## Data entries

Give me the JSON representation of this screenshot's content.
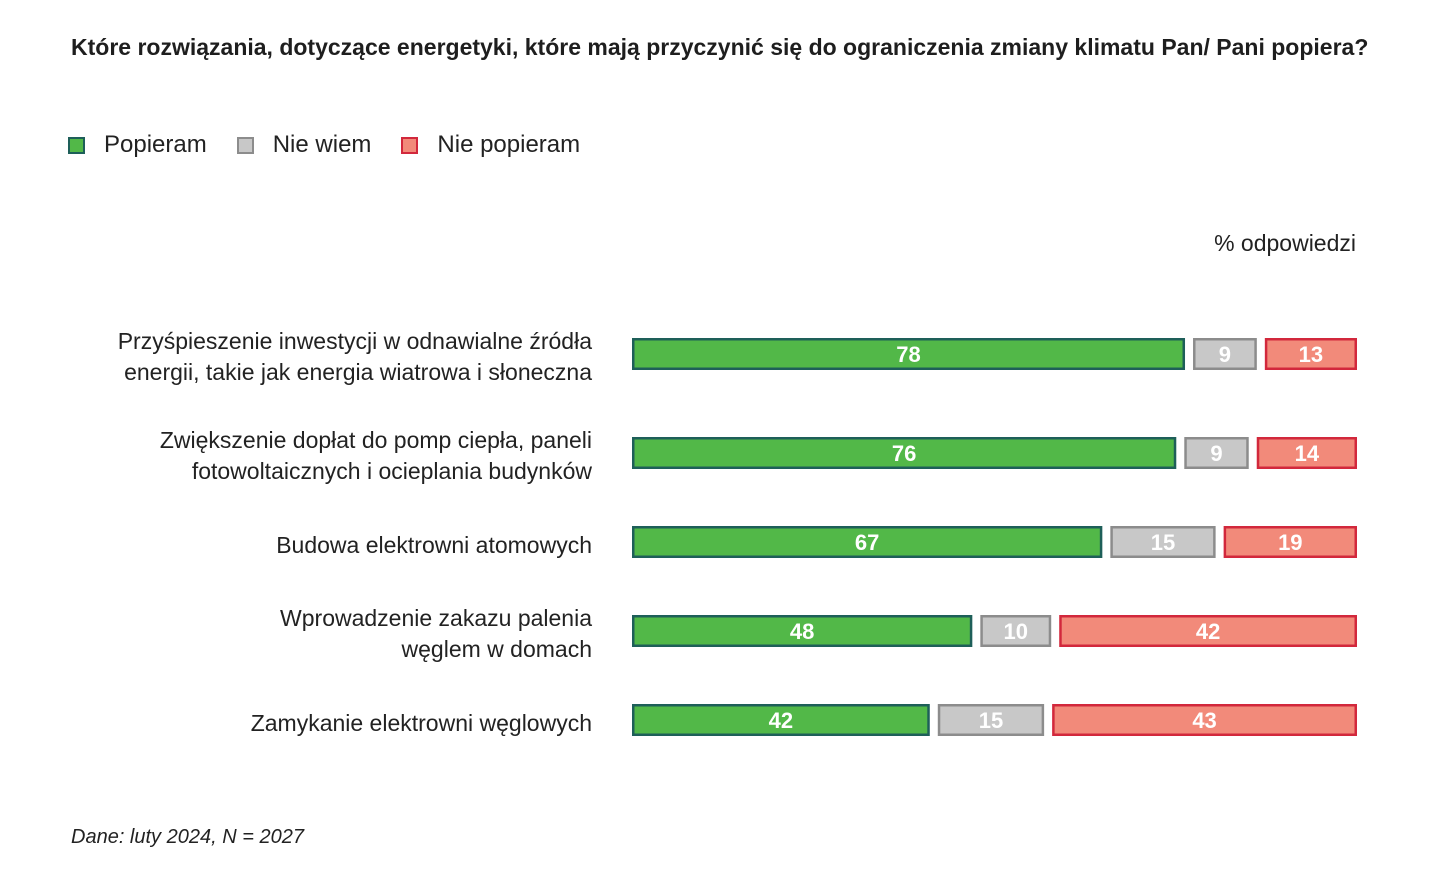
{
  "colors": {
    "popieram_fill": "#52b848",
    "popieram_border": "#1e5f59",
    "niewiem_fill": "#c8c8c8",
    "niewiem_border": "#8c8c8c",
    "niepopieram_fill": "#f28a7a",
    "niepopieram_border": "#d2283c"
  },
  "chart_data": {
    "type": "bar",
    "orientation": "horizontal",
    "stacked": true,
    "title": "Które rozwiązania, dotyczące energetyki, które mają przyczynić się do ograniczenia zmiany klimatu Pan/ Pani popiera?",
    "unit_label": "% odpowiedzi",
    "legend": [
      "Popieram",
      "Nie wiem",
      "Nie popieram"
    ],
    "legend_position": "top-left",
    "categories": [
      [
        "Przyśpieszenie inwestycji w odnawialne źródła",
        "energii, takie jak energia wiatrowa i słoneczna"
      ],
      [
        "Zwiększenie dopłat do pomp ciepła, paneli",
        "fotowoltaicznych i ocieplania budynków"
      ],
      [
        "Budowa elektrowni atomowych"
      ],
      [
        "Wprowadzenie zakazu palenia",
        "węglem w domach"
      ],
      [
        "Zamykanie elektrowni węglowych"
      ]
    ],
    "series": [
      {
        "name": "Popieram",
        "values": [
          78,
          76,
          67,
          48,
          42
        ]
      },
      {
        "name": "Nie wiem",
        "values": [
          9,
          9,
          15,
          10,
          15
        ]
      },
      {
        "name": "Nie popieram",
        "values": [
          13,
          14,
          19,
          42,
          43
        ]
      }
    ],
    "xlim": [
      0,
      100
    ],
    "grid": false,
    "footnote": "Dane: luty 2024, N = 2027"
  }
}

## What you have to do
Reproduce every record above exactly, but leave out the pictures.

## Response to the exercise
Give me the JSON representation of this screenshot's content.
{
  "colors": {
    "popieram_fill": "#52b848",
    "popieram_border": "#1e5f59",
    "niewiem_fill": "#c8c8c8",
    "niewiem_border": "#8c8c8c",
    "niepopieram_fill": "#f28a7a",
    "niepopieram_border": "#d2283c"
  },
  "chart_data": {
    "type": "bar",
    "orientation": "horizontal",
    "stacked": true,
    "title": "Które rozwiązania, dotyczące energetyki, które mają przyczynić się do ograniczenia zmiany klimatu Pan/ Pani popiera?",
    "unit_label": "% odpowiedzi",
    "legend": [
      "Popieram",
      "Nie wiem",
      "Nie popieram"
    ],
    "legend_position": "top-left",
    "categories": [
      [
        "Przyśpieszenie inwestycji w odnawialne źródła",
        "energii, takie jak energia wiatrowa i słoneczna"
      ],
      [
        "Zwiększenie dopłat do pomp ciepła, paneli",
        "fotowoltaicznych i ocieplania budynków"
      ],
      [
        "Budowa elektrowni atomowych"
      ],
      [
        "Wprowadzenie zakazu palenia",
        "węglem w domach"
      ],
      [
        "Zamykanie elektrowni węglowych"
      ]
    ],
    "series": [
      {
        "name": "Popieram",
        "values": [
          78,
          76,
          67,
          48,
          42
        ]
      },
      {
        "name": "Nie wiem",
        "values": [
          9,
          9,
          15,
          10,
          15
        ]
      },
      {
        "name": "Nie popieram",
        "values": [
          13,
          14,
          19,
          42,
          43
        ]
      }
    ],
    "xlim": [
      0,
      100
    ],
    "grid": false,
    "footnote": "Dane: luty 2024, N = 2027"
  }
}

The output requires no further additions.